** Start of Excerpted records **
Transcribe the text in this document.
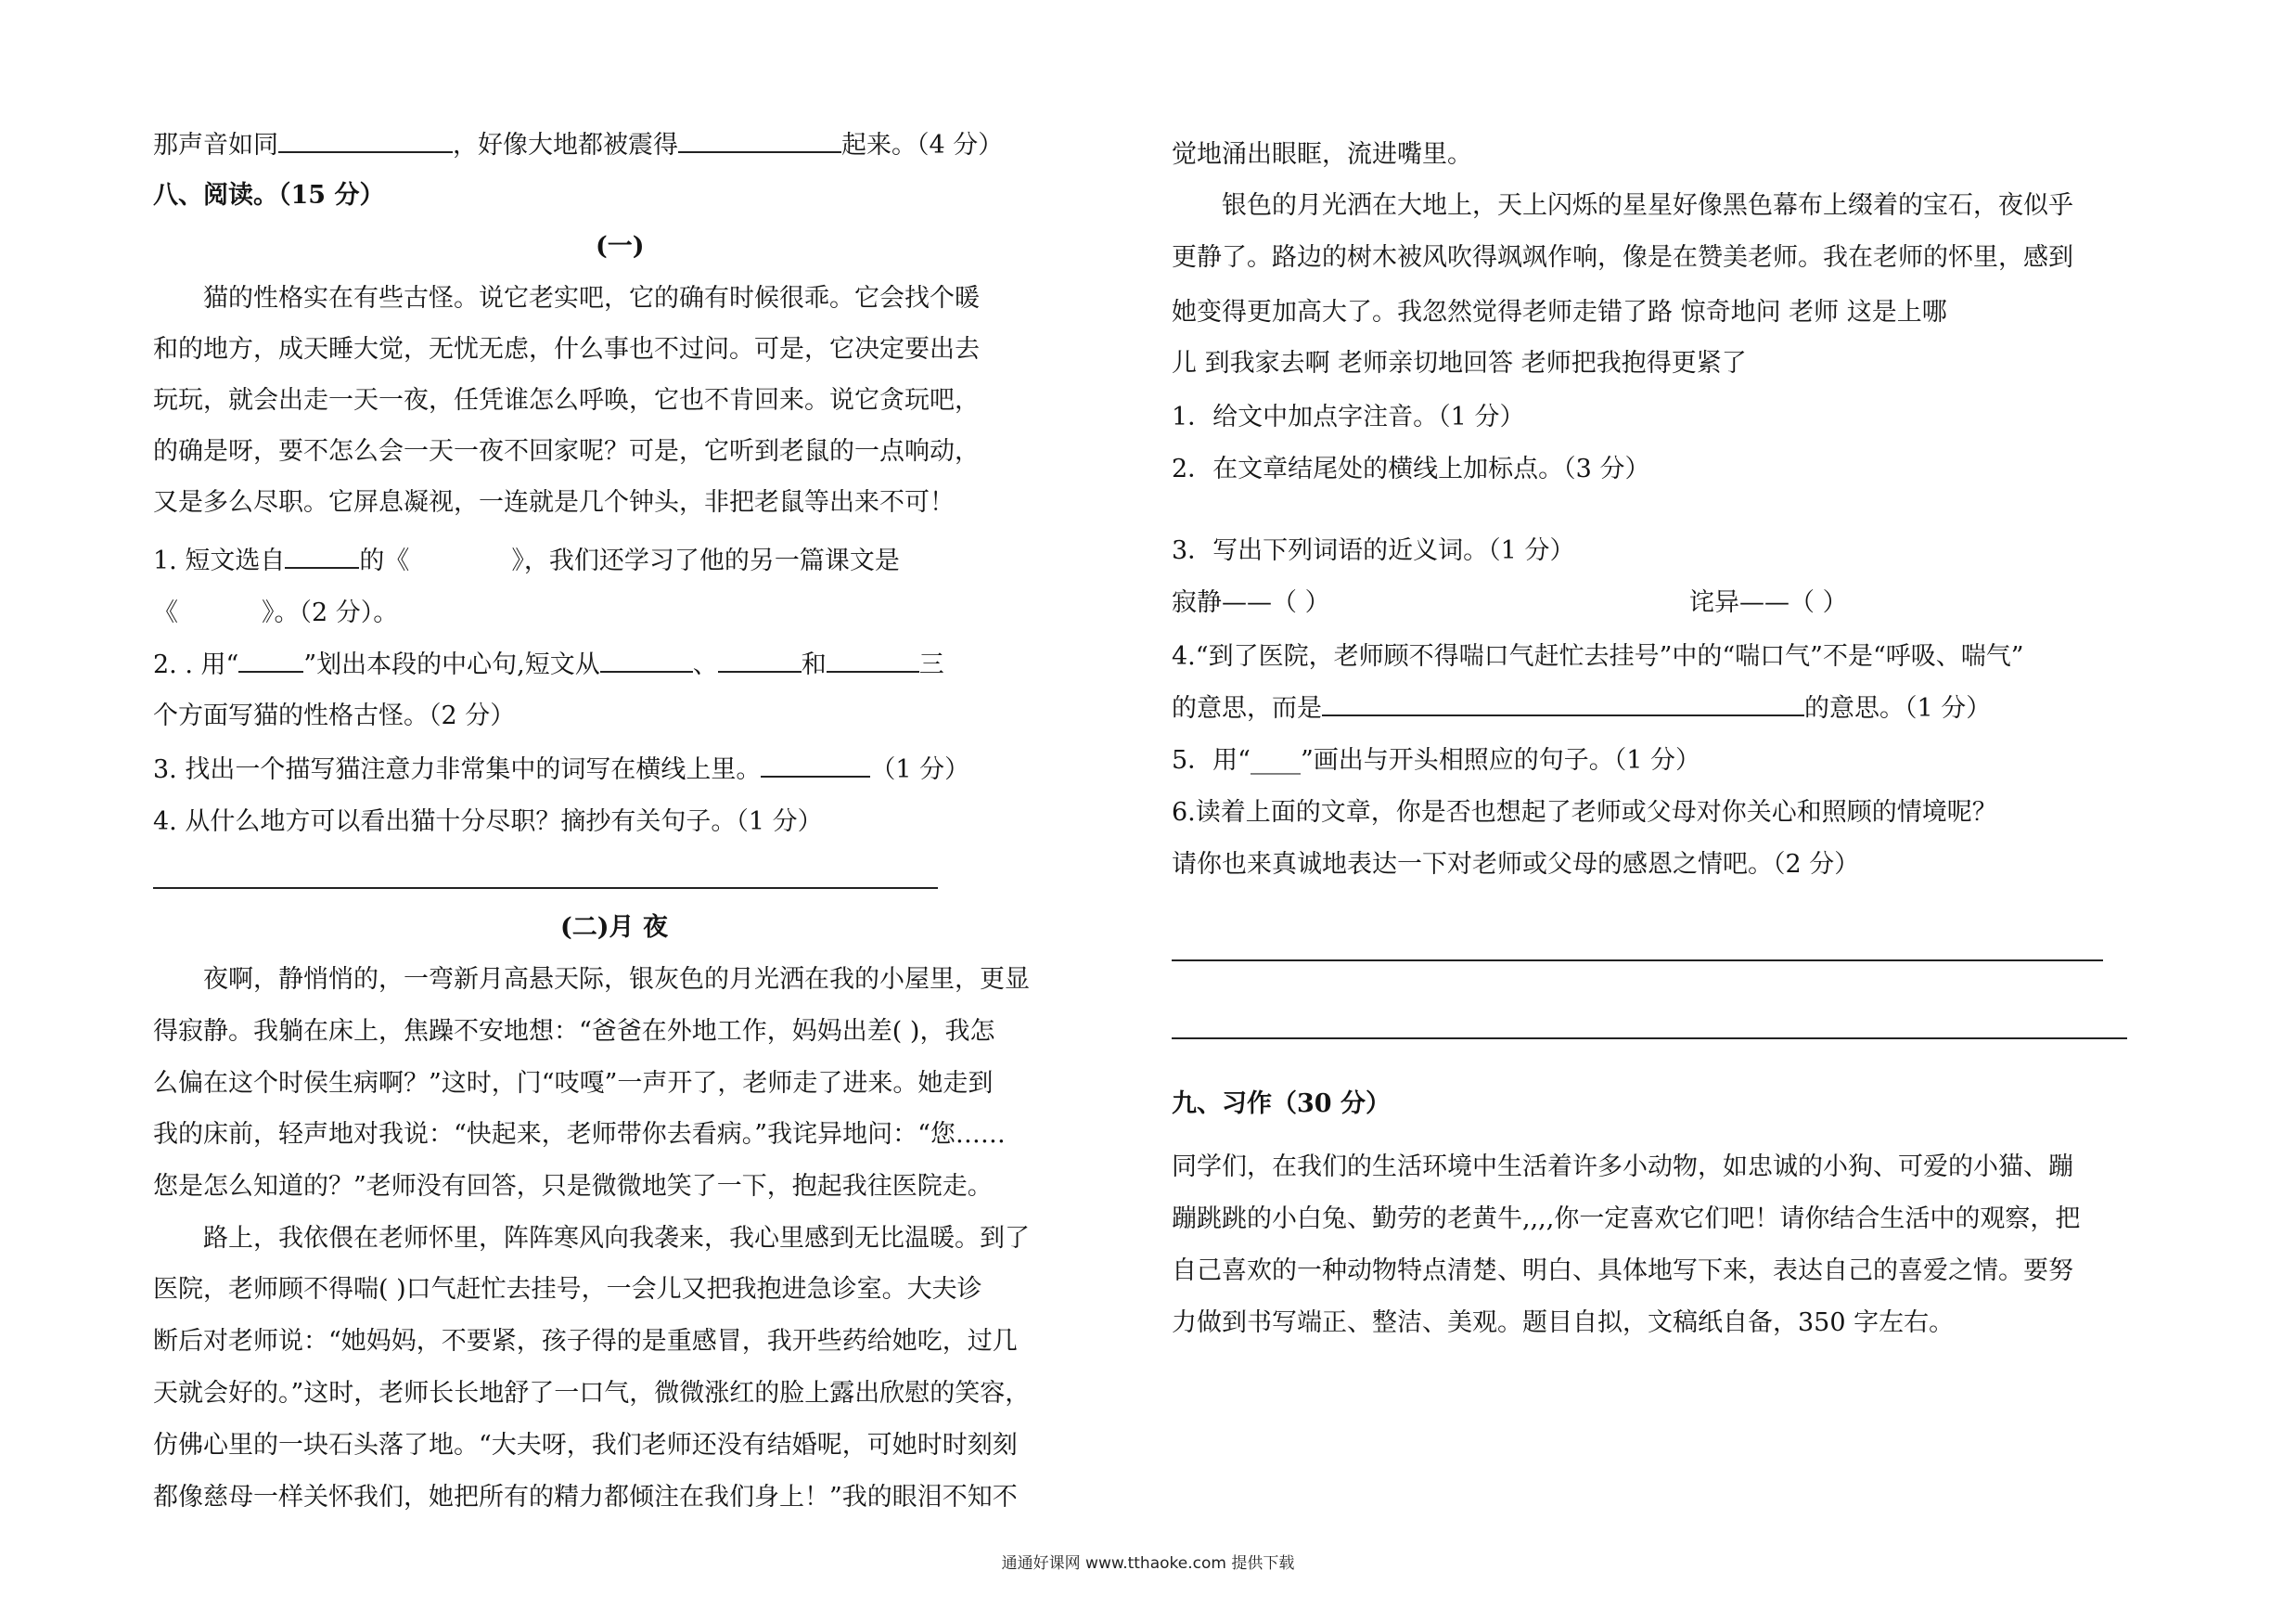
那声音如同	，好像大地都被震得	起来。（4 分）
八、阅读。（15 分）
(一)
猫的性格实在有些古怪。说它老实吧，它的确有时候很乖。它会找个暖
和的地方，成天睡大觉，无忧无虑，什么事也不过问。可是，它决定要出去
玩玩，就会出走一天一夜，任凭谁怎么呼唤，它也不肯回来。说它贪玩吧，
的确是呀，要不怎么会一天一夜不回家呢？可是，它听到老鼠的一点响动，
又是多么尽职。它屏息凝视，一连就是几个钟头，非把老鼠等出来不可！
1. 短文选自	的《	》，我们还学习了他的另一篇课文是
《	》。（2 分）。
2. . 用“	”划出本段的中心句,短文从	、	和	三
个方面写猫的性格古怪。（2 分）
3. 找出一个描写猫注意力非常集中的词写在横线上里。	（1 分）
4. 从什么地方可以看出猫十分尽职？摘抄有关句子。（1 分）
(二)月 夜
夜啊，静悄悄的，一弯新月高悬天际，银灰色的月光洒在我的小屋里，更显
得寂静。我躺在床上，焦躁不安地想：“爸爸在外地工作，妈妈出差( )，我怎
么偏在这个时侯生病啊？”这时，门“吱嘎”一声开了，老师走了进来。她走到
我的床前，轻声地对我说：“快起来，老师带你去看病。”我诧异地问：“您……
您是怎么知道的？”老师没有回答，只是微微地笑了一下，抱起我往医院走。
路上，我依偎在老师怀里，阵阵寒风向我袭来，我心里感到无比温暖。到了
医院，老师顾不得喘( )口气赶忙去挂号，一会儿又把我抱进急诊室。大夫诊
断后对老师说：“她妈妈，不要紧，孩子得的是重感冒，我开些药给她吃，过几
天就会好的。”这时，老师长长地舒了一口气，微微涨红的脸上露出欣慰的笑容，
仿佛心里的一块石头落了地。“大夫呀，我们老师还没有结婚呢，可她时时刻刻
都像慈母一样关怀我们，她把所有的精力都倾注在我们身上！”我的眼泪不知不
觉地涌出眼眶，流进嘴里。
银色的月光洒在大地上，天上闪烁的星星好像黑色幕布上缀着的宝石，夜似乎
更静了。路边的树木被风吹得飒飒作响，像是在赞美老师。我在老师的怀里，感到
她变得更加高大了。我忽然觉得老师走错了路 惊奇地问 老师 这是上哪
儿 到我家去啊 老师亲切地回答 老师把我抱得更紧了
1．给文中加点字注音。（1 分）
2．在文章结尾处的横线上加标点。（3 分）
3．写出下列词语的近义词。（1 分）
寂静——（ ）	诧异——（ ）
4.“到了医院，老师顾不得喘口气赶忙去挂号”中的“喘口气”不是“呼吸、喘气”
的意思，而是	的意思。（1 分）
5．用“____”画出与开头相照应的句子。（1 分）
6.读着上面的文章，你是否也想起了老师或父母对你关心和照顾的情境呢？
请你也来真诚地表达一下对老师或父母的感恩之情吧。（2 分）
九、习作（30 分）
同学们，在我们的生活环境中生活着许多小动物，如忠诚的小狗、可爱的小猫、蹦
蹦跳跳的小白兔、勤劳的老黄牛,,,,你一定喜欢它们吧！请你结合生活中的观察，把
自己喜欢的一种动物特点清楚、明白、具体地写下来，表达自己的喜爱之情。要努
力做到书写端正、整洁、美观。题目自拟，文稿纸自备，350 字左右。
通通好课网 www.tthaoke.com 提供下载
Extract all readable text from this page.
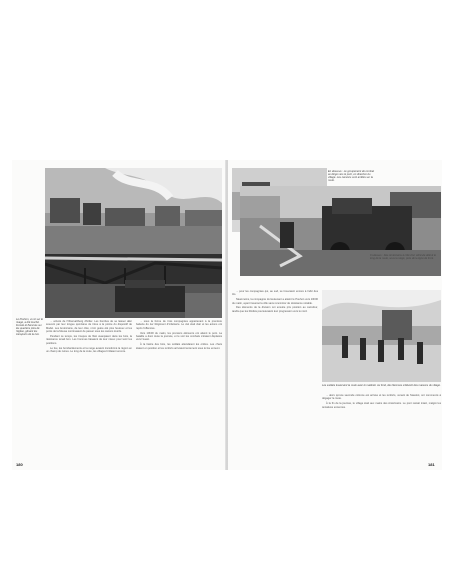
Le Pouhon, vu ici sur le rivage, a été touché. Fumée et flammes sur les quartiers près de l'église, gênant les transports de la rive.

... arrivés de l'Obersalzberg d'Hitler. Les bombes de se laisser aller souvent par leur longue quinzaine de trêve à la pointe du dispositif de Model. Les Américains, de leur côté, n'ont guère été plus heureux et les ponts de la Meuse continuaient de passer sous les canons lourds.

Pendant ce temps, les troupes de l'Est avançaient dans les bois, la résistance tenait bon. Les hommes faisaient de leur mieux pour tenir les positions.

Le feu, les bombardements et la neige avaient transformé la région en un champ de ruines. Le long de la route, les villages brûlaient encore.

... sous la forme de trois compagnies appartenant à la première batterie du 1er Régiment d'infanterie. Le ciel était clair et les avions ont repris l'offensive.

Vers 10h00 du matin, les premiers éléments ont atteint le pont. La bataille a duré toute la journée, et le soir les combats s'étaient déplacés vers l'ouest.

À la lisière des bois, les soldats attendaient les ordres. Les chars étaient en position et les renforts arrivaient lentement sous le feu ennemi.

180
En dessous : Le groupement de combat se dirige vers le pont, en direction du village. Les camions sont arrêtés sur la route.
Ci-dessus : Des Américains à côté d'un véhicule détruit le long de la route, sous la neige, près de la ligne de front.

... pour les compagnies qui, au sud, se trouvaient encore à l'abri des tirs.

Néanmoins, la compagnie du lieutenant a atteint le Pouhon vers 10h00 du matin, ayant traversé la ville sans rencontrer de résistance notable.

Des éléments de la division ont ensuite pris position au carrefour, tandis que les blindés poursuivaient leur progression vers le nord.

Les soldats traversent la route avec le matériel. Au fond, des flammes s'élèvent des maisons du village.

... alors qu'une seconde colonne est arrivée et les renforts, venant de Stavelot, ont commencé à dégager la route.

À la fin de la journée, le village était aux mains des Américains. Le pont restait intact, malgré les tentatives ennemies.

181
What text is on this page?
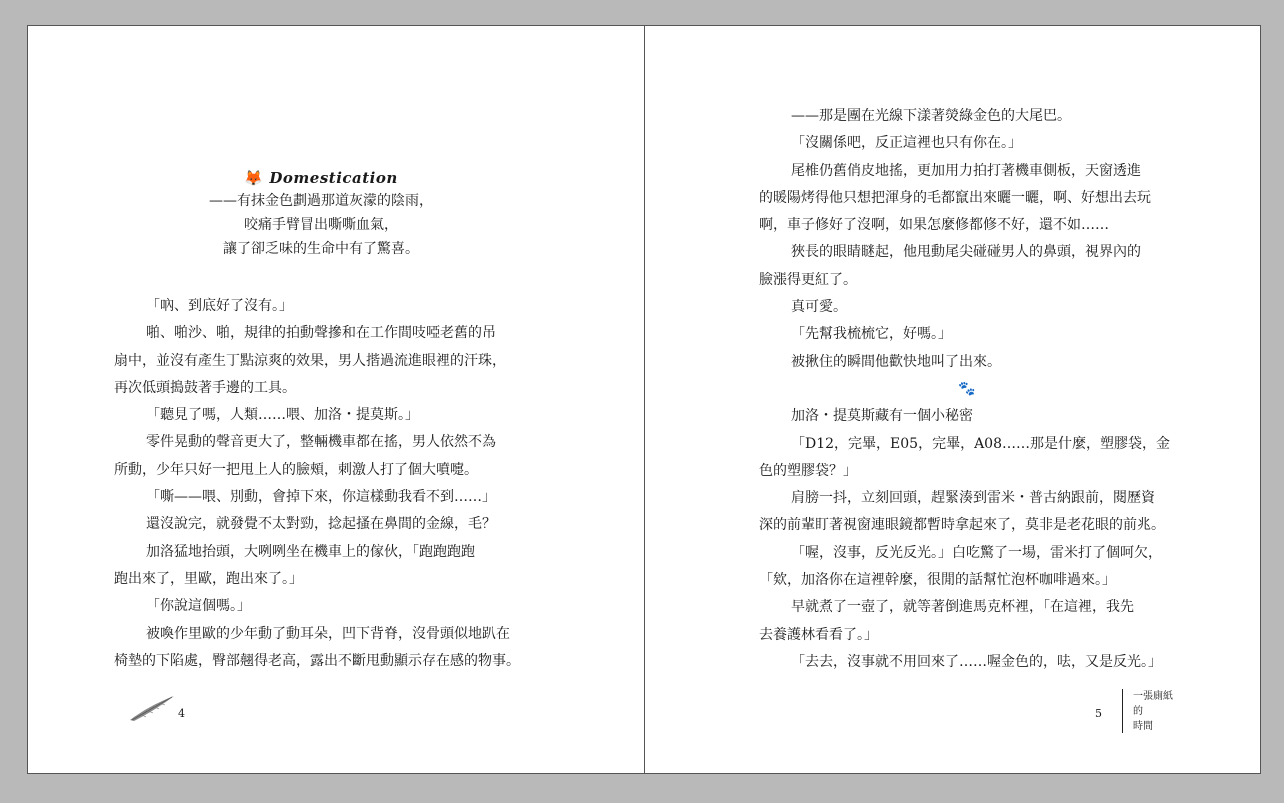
🦊 Domestication
——有抹金色劃過那道灰濛的陰雨，
咬痛手臂冒出嘶嘶血氣，
讓了卻乏味的生命中有了驚喜。

「吶、到底好了沒有。」

啪、啪沙、啪，規律的拍動聲摻和在工作間吱啞老舊的吊

扇中，並沒有產生丁點涼爽的效果，男人揩過流進眼裡的汗珠，

再次低頭搗鼓著手邊的工具。

「聽見了嗎，人類……喂、加洛・提莫斯。」

零件晃動的聲音更大了，整輛機車都在搖，男人依然不為

所動，少年只好一把甩上人的臉頰，刺激人打了個大噴嚏。

「嘶——喂、別動，會掉下來，你這樣動我看不到……」

還沒說完，就發覺不太對勁，捻起搔在鼻間的金線，毛？

加洛猛地抬頭，大咧咧坐在機車上的傢伙，「跑跑跑跑

跑出來了，里歐，跑出來了。」

「你說這個嗎。」

被喚作里歐的少年動了動耳朵，凹下背脊，沒骨頭似地趴在

椅墊的下陷處，臀部翹得老高，露出不斷甩動顯示存在感的物事。

4

——那是團在光線下漾著熒綠金色的大尾巴。

「沒關係吧，反正這裡也只有你在。」

尾椎仍舊俏皮地搖，更加用力拍打著機車側板，天窗透進

的暖陽烤得他只想把渾身的毛都竄出來曬一曬，啊、好想出去玩

啊，車子修好了沒啊，如果怎麼修都修不好，還不如……

狹長的眼睛瞇起，他甩動尾尖碰碰男人的鼻頭，視界內的

臉漲得更紅了。

真可愛。

「先幫我梳梳它，好嗎。」

被揪住的瞬間他歡快地叫了出來。

🐾

加洛・提莫斯藏有一個小秘密

「D12，完畢，E05，完畢，A08……那是什麼，塑膠袋，金

色的塑膠袋？」

肩膀一抖，立刻回頭，趕緊湊到雷米・普古納跟前，閱歷資

深的前輩盯著視窗連眼鏡都暫時拿起來了，莫非是老花眼的前兆。

「喔，沒事，反光反光。」白吃驚了一場，雷米打了個呵欠，

「欸，加洛你在這裡幹麼，很閒的話幫忙泡杯咖啡過來。」

早就煮了一壺了，就等著倒進馬克杯裡，「在這裡，我先

去養護林看看了。」

「去去，沒事就不用回來了……喔金色的，呿，又是反光。」

5
一張廁紙
的
時間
** End of Excerpted records **
» Problem
Copy every line in the entries above that has the string "résistance" in it.

» Expected answer
Pendant ce temps, les troupes de l'Est avançaient dans les bois, la résistance tenait bon. Les hommes faisaient de leur mieux pour tenir les positions.
Néanmoins, la compagnie du lieutenant a atteint le Pouhon vers 10h00 du matin, ayant traversé la ville sans rencontrer de résistance notable.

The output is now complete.